In the text below on genes, proteins, and DNA, reproduce word for word the part that opens with the words containing "Proteins In the" and closes with "process called translation.".

━━━ Extract ━━━

Proteins In the case of a few genes, the RNA copy of the gene has a function on its own, usually by folding into a distinctive shape. However, the majority of genes encode instructions for making specific proteins. Proteins are complex chemicals which perform most of the work in a cell (and therefore most of the work in the body). For example, proteins called enzymes direct the building of cell structures, allow our bodies to get energy from the food we eat, and perform many other functions. To make the protein encoded by a gene, the mRNA attaches to special machinery in the cell called a ribosome that can read the genetic code and make a protein, a process called translation.

DNA is being used increasingly as legal evidence, such as in cases of paternity issues. These applications exploit the fact that, with the exception of identical twins, each person is genetically unique. 99.9% of the 3 billion bases of the human genome are the same from one person to the next, giving us all the characteristic structures and behaviors that make us human. The remaining 0.1%, or 1 in 1000 bases, can vary from person to person.

━━━ Available data ━━━

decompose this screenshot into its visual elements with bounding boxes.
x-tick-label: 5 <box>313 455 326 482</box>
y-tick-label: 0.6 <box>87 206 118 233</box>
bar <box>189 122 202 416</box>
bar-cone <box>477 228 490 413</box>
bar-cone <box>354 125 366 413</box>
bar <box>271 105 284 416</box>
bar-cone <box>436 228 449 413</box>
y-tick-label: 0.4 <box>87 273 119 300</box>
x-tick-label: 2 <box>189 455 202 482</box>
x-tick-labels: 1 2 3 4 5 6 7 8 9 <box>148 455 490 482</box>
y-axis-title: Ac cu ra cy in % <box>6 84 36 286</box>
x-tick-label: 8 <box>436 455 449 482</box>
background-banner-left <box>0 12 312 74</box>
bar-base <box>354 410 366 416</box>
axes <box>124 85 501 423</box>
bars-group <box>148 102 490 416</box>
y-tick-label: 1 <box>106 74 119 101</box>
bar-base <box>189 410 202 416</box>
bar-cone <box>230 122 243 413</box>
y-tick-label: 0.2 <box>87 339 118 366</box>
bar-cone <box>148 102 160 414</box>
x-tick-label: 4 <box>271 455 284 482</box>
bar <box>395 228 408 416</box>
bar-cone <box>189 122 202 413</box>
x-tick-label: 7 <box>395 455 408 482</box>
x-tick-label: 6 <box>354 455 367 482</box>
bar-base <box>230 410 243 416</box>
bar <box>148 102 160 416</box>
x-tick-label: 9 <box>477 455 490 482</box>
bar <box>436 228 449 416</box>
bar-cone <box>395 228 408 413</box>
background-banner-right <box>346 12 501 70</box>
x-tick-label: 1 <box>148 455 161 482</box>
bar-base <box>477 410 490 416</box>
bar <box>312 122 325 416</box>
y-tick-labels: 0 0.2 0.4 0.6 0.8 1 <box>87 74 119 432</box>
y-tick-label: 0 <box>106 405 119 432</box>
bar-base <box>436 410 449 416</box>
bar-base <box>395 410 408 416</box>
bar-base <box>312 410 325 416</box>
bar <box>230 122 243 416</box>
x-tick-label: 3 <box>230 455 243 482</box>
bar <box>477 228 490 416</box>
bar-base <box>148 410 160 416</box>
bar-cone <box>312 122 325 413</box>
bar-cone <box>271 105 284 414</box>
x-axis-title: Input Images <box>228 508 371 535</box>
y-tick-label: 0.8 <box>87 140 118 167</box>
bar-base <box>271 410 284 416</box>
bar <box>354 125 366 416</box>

━━━

__Response below__
Proteins In the case of a few genes, the RNA copy of the gene has a function on its own, usually by folding into a distinctive shape. However, the majority of genes encode instructions for making specific proteins. Proteins are complex chemicals which perform most of the work in a cell (and therefore most of the work in the body). For example, proteins called enzymes direct the building of cell structures, allow our bodies to get energy from the food we eat, and perform many other functions. To make the protein encoded by a gene, the mRNA attaches to special machinery in the cell called a ribosome that can read the genetic code and make a protein, a process called translation.